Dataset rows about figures
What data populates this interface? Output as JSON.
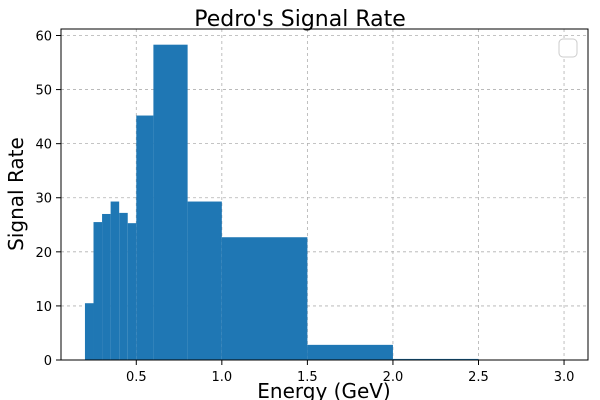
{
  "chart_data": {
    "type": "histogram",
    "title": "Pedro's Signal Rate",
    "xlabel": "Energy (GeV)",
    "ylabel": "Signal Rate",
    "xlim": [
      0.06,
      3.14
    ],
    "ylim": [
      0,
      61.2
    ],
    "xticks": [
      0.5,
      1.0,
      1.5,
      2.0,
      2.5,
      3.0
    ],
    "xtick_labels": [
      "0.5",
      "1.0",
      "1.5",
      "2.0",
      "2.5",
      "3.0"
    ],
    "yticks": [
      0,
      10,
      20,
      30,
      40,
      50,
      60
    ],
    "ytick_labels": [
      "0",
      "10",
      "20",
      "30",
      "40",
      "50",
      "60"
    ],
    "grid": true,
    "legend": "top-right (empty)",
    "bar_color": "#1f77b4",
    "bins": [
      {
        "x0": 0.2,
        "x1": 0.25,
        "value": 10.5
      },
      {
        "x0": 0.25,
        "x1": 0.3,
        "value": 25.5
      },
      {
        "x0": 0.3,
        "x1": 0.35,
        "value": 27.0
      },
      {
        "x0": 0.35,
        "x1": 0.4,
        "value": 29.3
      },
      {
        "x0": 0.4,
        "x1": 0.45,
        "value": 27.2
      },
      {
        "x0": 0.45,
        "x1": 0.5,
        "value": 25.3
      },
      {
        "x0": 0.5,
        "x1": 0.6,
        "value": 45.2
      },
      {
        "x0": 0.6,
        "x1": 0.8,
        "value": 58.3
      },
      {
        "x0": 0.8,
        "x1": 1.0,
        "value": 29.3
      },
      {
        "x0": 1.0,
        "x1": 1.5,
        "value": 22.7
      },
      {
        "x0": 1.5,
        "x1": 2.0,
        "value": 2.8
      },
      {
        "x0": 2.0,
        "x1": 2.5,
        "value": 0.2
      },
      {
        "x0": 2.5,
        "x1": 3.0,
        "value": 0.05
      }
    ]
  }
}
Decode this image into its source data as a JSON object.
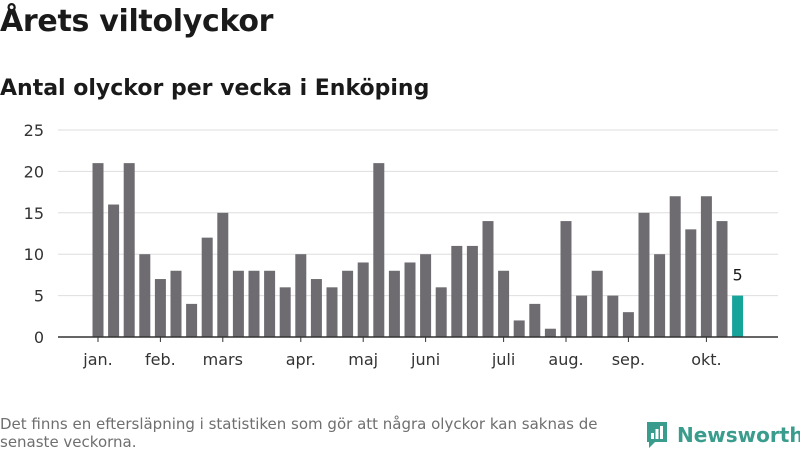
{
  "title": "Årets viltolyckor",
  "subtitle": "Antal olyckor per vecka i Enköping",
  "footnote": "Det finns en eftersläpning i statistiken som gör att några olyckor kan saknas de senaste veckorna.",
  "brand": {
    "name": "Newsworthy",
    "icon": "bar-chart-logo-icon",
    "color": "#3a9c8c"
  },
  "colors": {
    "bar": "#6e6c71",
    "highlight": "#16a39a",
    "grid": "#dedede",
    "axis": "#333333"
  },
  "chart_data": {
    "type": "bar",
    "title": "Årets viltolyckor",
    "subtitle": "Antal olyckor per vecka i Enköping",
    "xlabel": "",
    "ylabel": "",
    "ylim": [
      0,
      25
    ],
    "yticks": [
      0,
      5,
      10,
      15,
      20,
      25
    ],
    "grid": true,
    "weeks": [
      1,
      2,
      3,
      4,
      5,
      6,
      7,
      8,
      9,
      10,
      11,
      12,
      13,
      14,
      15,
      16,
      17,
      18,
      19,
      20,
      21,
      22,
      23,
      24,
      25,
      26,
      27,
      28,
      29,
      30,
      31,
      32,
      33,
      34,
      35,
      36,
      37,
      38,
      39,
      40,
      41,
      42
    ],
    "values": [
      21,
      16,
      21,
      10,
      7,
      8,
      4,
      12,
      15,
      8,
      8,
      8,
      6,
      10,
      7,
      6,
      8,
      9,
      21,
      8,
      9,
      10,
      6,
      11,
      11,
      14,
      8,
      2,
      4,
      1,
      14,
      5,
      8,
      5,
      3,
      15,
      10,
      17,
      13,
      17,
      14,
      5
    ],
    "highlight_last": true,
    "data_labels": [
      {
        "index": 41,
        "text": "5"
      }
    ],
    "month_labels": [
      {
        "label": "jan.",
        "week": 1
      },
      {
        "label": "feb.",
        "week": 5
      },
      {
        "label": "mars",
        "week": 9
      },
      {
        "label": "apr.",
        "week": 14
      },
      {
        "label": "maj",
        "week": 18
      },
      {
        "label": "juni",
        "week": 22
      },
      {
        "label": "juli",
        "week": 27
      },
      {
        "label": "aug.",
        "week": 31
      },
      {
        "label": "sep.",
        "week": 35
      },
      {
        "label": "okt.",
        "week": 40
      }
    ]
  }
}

■ GOAL OF THE EXERCISE: Show the lines of the material that contain the word "Signal".

■ EXPECTED OUTPUT:
    "title": "Pedro's Signal Rate",
    "ylabel": "Signal Rate",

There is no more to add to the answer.